▶ [TASK DESCRIPTION]:
For every line in the data below that contains "který", copy the line.

=== INFORMATION SHOWN ===

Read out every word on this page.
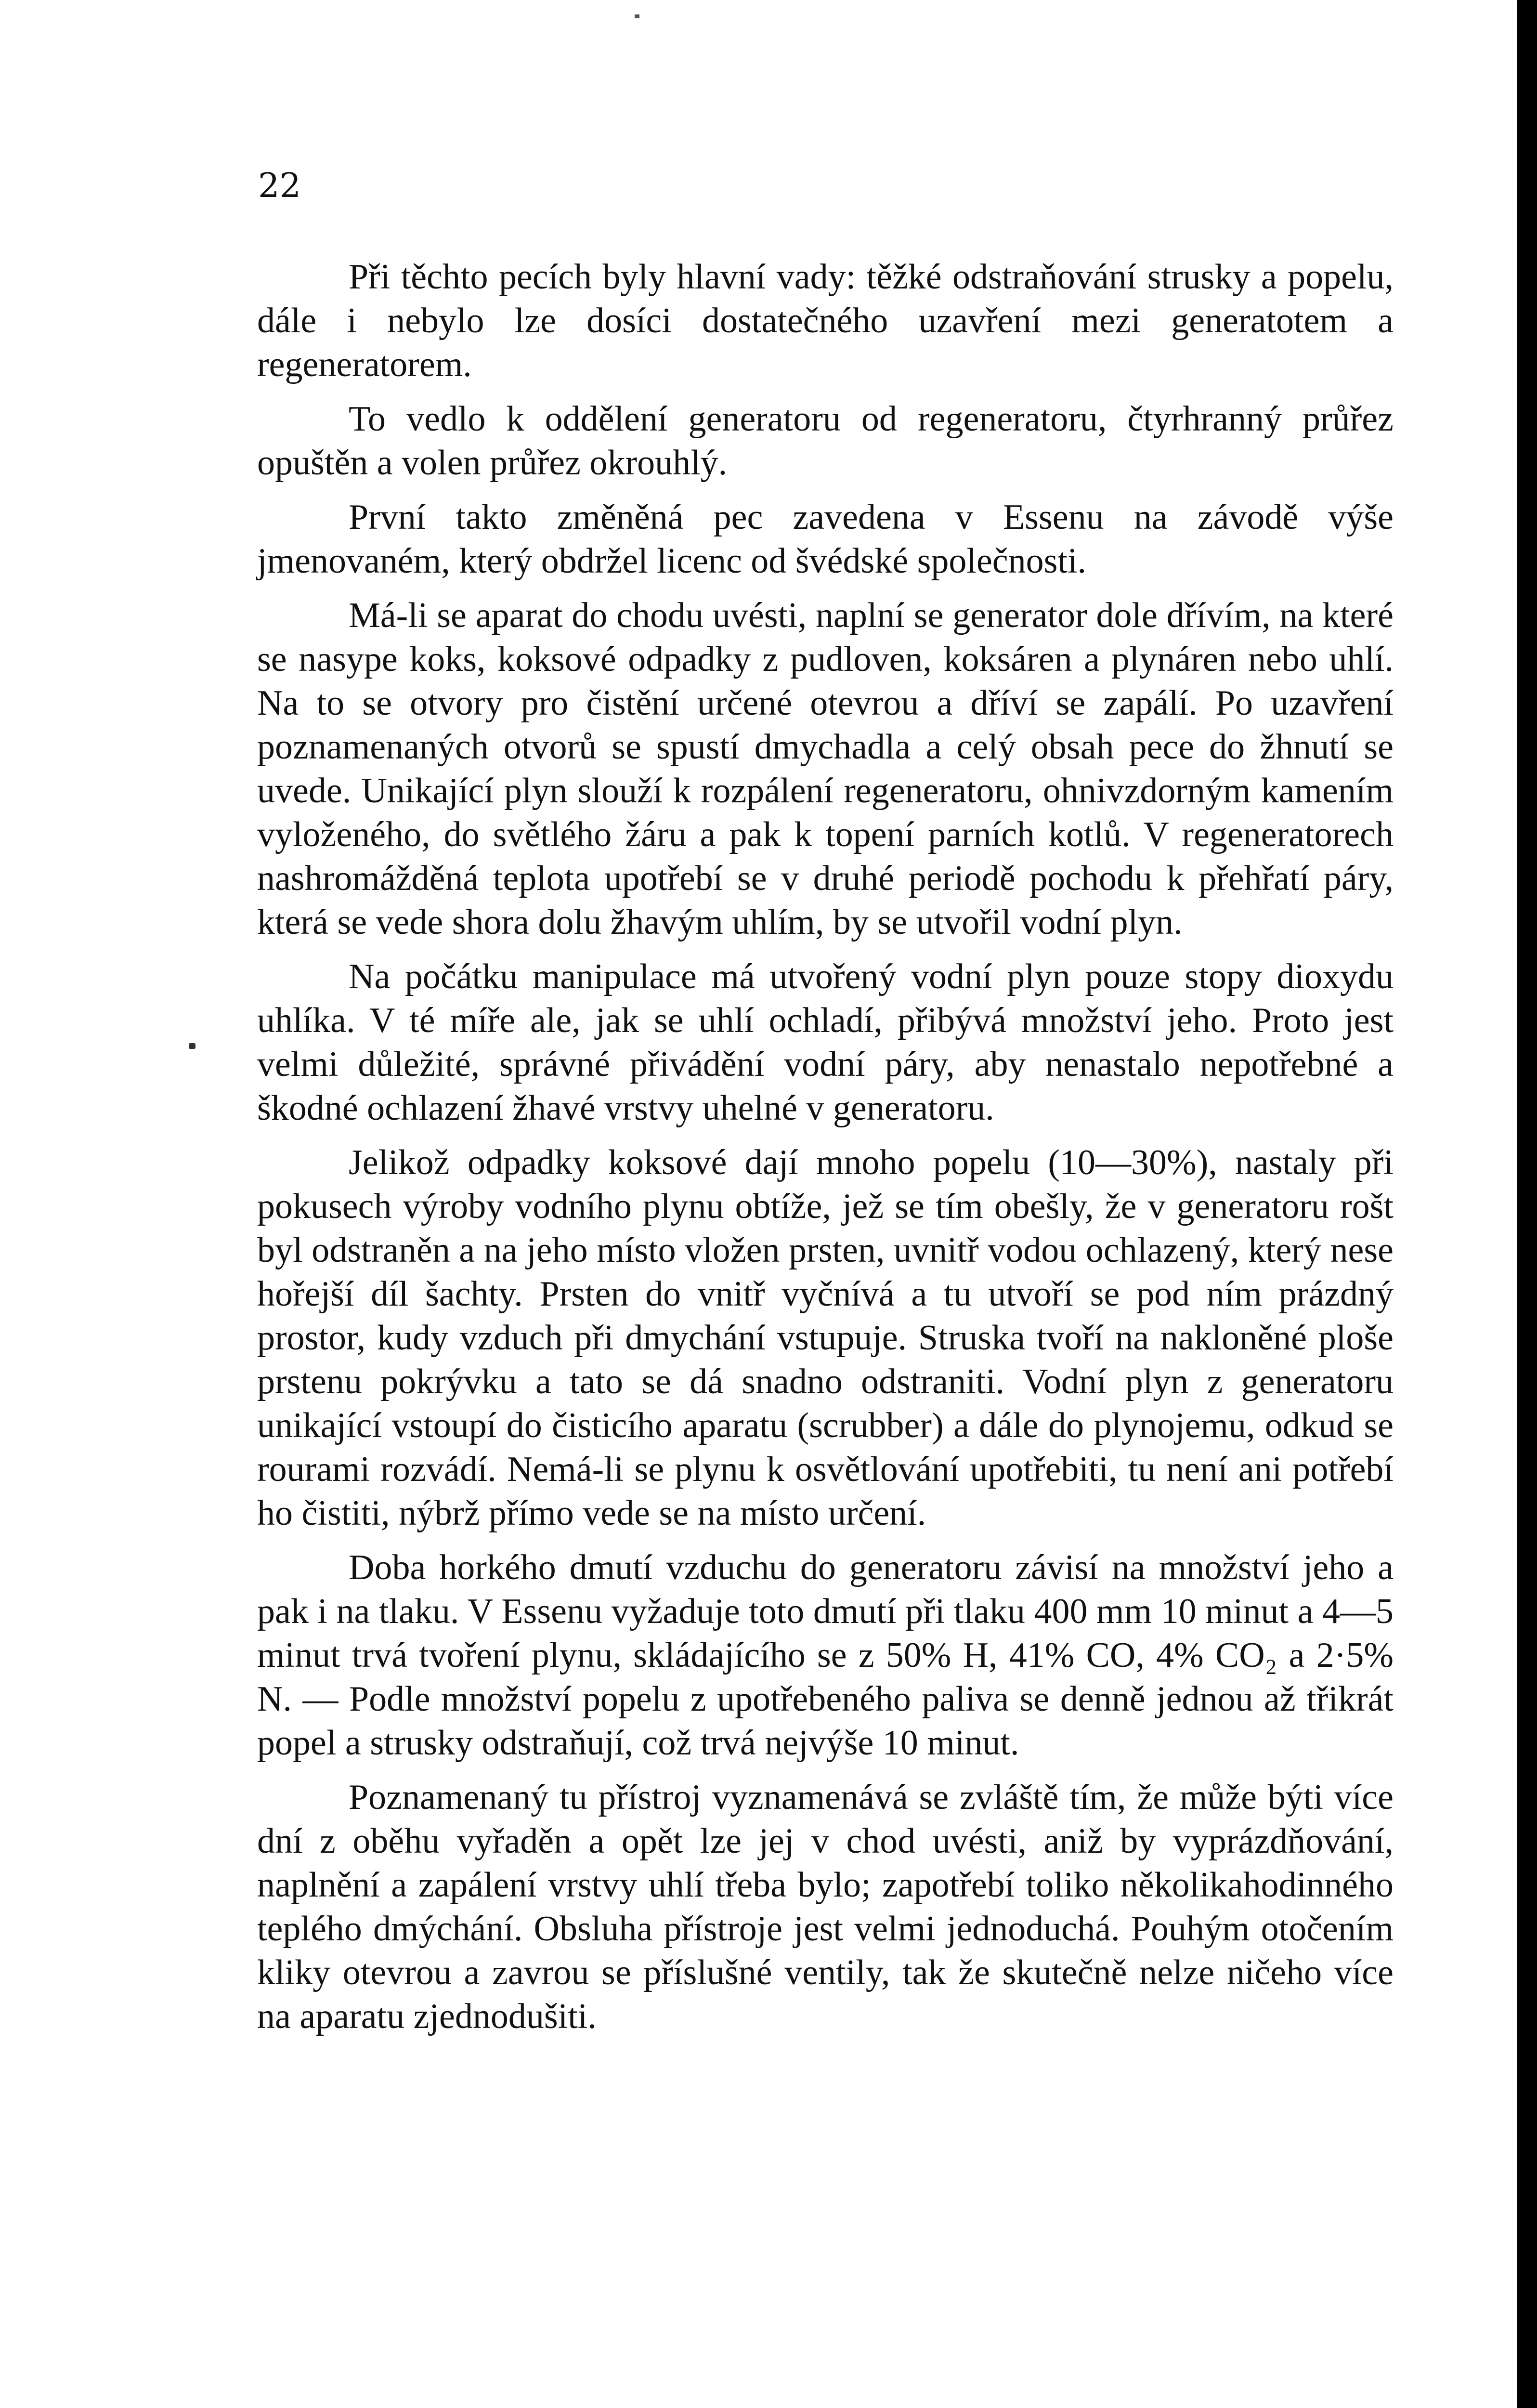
22

Při těchto pecích byly hlavní vady: těžké odstraňování strusky a popelu, dále i nebylo lze dosíci dostatečného uzavření mezi generatotem a regeneratorem.

To vedlo k oddělení generatoru od regeneratoru, čtyrhranný průřez opuštěn a volen průřez okrouhlý.

První takto změněná pec zavedena v Essenu na závodě výše jmenovaném, který obdržel licenc od švédské společnosti.

Má-li se aparat do chodu uvésti, naplní se generator dole dřívím, na které se nasype koks, koksové odpadky z pudloven, koksáren a plynáren nebo uhlí. Na to se otvory pro čistění určené otevrou a dříví se zapálí. Po uzavření poznamenaných otvorů se spustí dmychadla a celý obsah pece do žhnutí se uvede. Unikající plyn slouží k rozpálení regeneratoru, ohnivzdorným kamením vyloženého, do světlého žáru a pak k topení parních kotlů. V regeneratorech nashromážděná teplota upotřebí se v druhé periodě pochodu k přehřatí páry, která se vede shora dolu žhavým uhlím, by se utvořil vodní plyn.

Na počátku manipulace má utvořený vodní plyn pouze stopy dioxydu uhlíka. V té míře ale, jak se uhlí ochladí, přibývá množství jeho. Proto jest velmi důležité, správné přivádění vodní páry, aby nenastalo nepotřebné a škodné ochlazení žhavé vrstvy uhelné v generatoru.

Jelikož odpadky koksové dají mnoho popelu (10—30%), nastaly při pokusech výroby vodního plynu obtíže, jež se tím obešly, že v generatoru rošt byl odstraněn a na jeho místo vložen prsten, uvnitř vodou ochlazený, který nese hořejší díl šachty. Prsten do vnitř vyčnívá a tu utvoří se pod ním prázdný prostor, kudy vzduch při dmychání vstupuje. Struska tvoří na nakloněné ploše prstenu pokrývku a tato se dá snadno odstraniti. Vodní plyn z generatoru unikající vstoupí do čisticího aparatu (scrubber) a dále do plynojemu, odkud se rourami rozvádí. Nemá-li se plynu k osvětlování upotřebiti, tu není ani potřebí ho čistiti, nýbrž přímo vede se na místo určení.

Doba horkého dmutí vzduchu do generatoru závisí na množství jeho a pak i na tlaku. V Essenu vyžaduje toto dmutí při tlaku 400 mm 10 minut a 4—5 minut trvá tvoření plynu, skládajícího se z 50% H, 41% CO, 4% CO₂ a 2·5% N. — Podle množství popelu z upotřebeného paliva se denně jednou až třikrát popel a strusky odstraňují, což trvá nejvýše 10 minut.

Poznamenaný tu přístroj vyznamenává se zvláště tím, že může býti více dní z oběhu vyřaděn a opět lze jej v chod uvésti, aniž by vyprázdňování, naplnění a zapálení vrstvy uhlí třeba bylo; zapotřebí toliko několikahodinného teplého dmýchání. Obsluha přístroje jest velmi jednoduchá. Pouhým otočením kliky otevrou a zavrou se příslušné ventily, tak že skutečně nelze ničeho více na aparatu zjednodušiti.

===

▶ [RESPONSE TO THIS TASK]:
První takto změněná pec zavedena v Essenu na závodě výše jmenovaném, který obdržel licenc od švédské společnosti.
Jelikož odpadky koksové dají mnoho popelu (10—30%), nastaly při pokusech výroby vodního plynu obtíže, jež se tím obešly, že v generatoru rošt byl odstraněn a na jeho místo vložen prsten, uvnitř vodou ochlazený, který nese hořejší díl šachty. Prsten do vnitř vyčnívá a tu utvoří se pod ním prázdný prostor, kudy vzduch při dmychání vstupuje. Struska tvoří na nakloněné ploše prstenu pokrývku a tato se dá snadno odstraniti. Vodní plyn z generatoru unikající vstoupí do čisticího aparatu (scrubber) a dále do plynojemu, odkud se rourami rozvádí. Nemá-li se plynu k osvětlování upotřebiti, tu není ani potřebí ho čistiti, nýbrž přímo vede se na místo určení.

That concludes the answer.